State how many lines of the data contain the word "shown", and write nothing besides the number.
======== Record extracts
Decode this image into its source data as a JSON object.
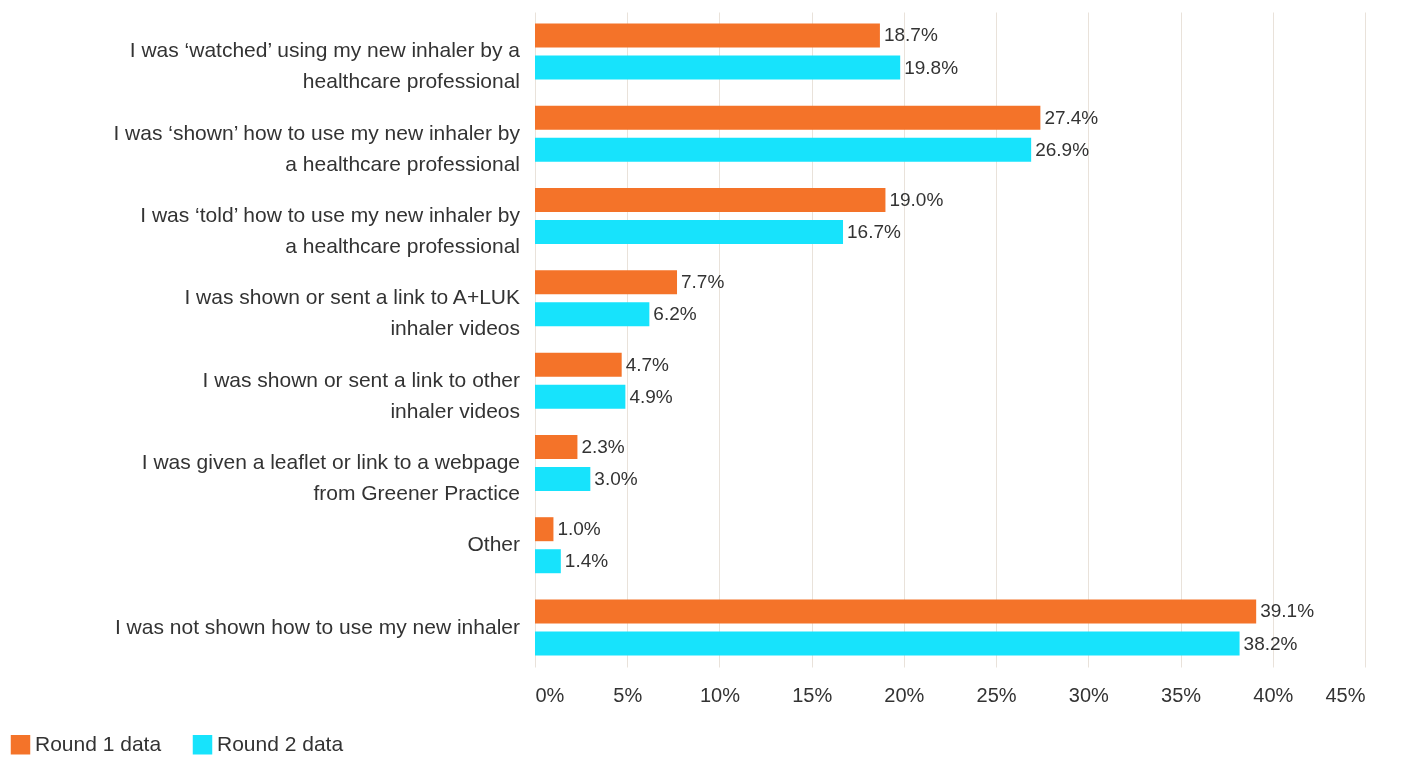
{
  "chart_data": {
    "type": "bar",
    "orientation": "horizontal",
    "categories": [
      "I was ‘watched’ using my new inhaler by a healthcare professional",
      "I was ‘shown’ how to use my new inhaler by a healthcare professional",
      "I was ‘told’ how to use my new inhaler by a healthcare professional",
      "I was shown or sent a link to A+LUK inhaler videos",
      "I was shown or sent a link to other inhaler videos",
      "I was given a leaflet or link to a webpage from Greener Practice",
      "Other",
      "I was not shown how to use my new inhaler"
    ],
    "series": [
      {
        "name": "Round 1 data",
        "color": "#f47329",
        "values": [
          18.7,
          27.4,
          19.0,
          7.7,
          4.7,
          2.3,
          1.0,
          39.1
        ],
        "value_labels": [
          "18.7%",
          "27.4%",
          "19.0%",
          "7.7%",
          "4.7%",
          "2.3%",
          "1.0%",
          "39.1%"
        ]
      },
      {
        "name": "Round 2 data",
        "color": "#17e3fc",
        "values": [
          19.8,
          26.9,
          16.7,
          6.2,
          4.9,
          3.0,
          1.4,
          38.2
        ],
        "value_labels": [
          "19.8%",
          "26.9%",
          "16.7%",
          "6.2%",
          "4.9%",
          "3.0%",
          "1.4%",
          "38.2%"
        ]
      }
    ],
    "xlim": [
      0,
      45
    ],
    "xticks": [
      {
        "value": 0,
        "label": "0%"
      },
      {
        "value": 5,
        "label": "5%"
      },
      {
        "value": 10,
        "label": "10%"
      },
      {
        "value": 15,
        "label": "15%"
      },
      {
        "value": 20,
        "label": "20%"
      },
      {
        "value": 25,
        "label": "25%"
      },
      {
        "value": 30,
        "label": "30%"
      },
      {
        "value": 35,
        "label": "35%"
      },
      {
        "value": 40,
        "label": "40%"
      },
      {
        "value": 45,
        "label": "45%"
      }
    ],
    "grid": "x",
    "legend": "bottom left"
  }
}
================
• [Written response]:
4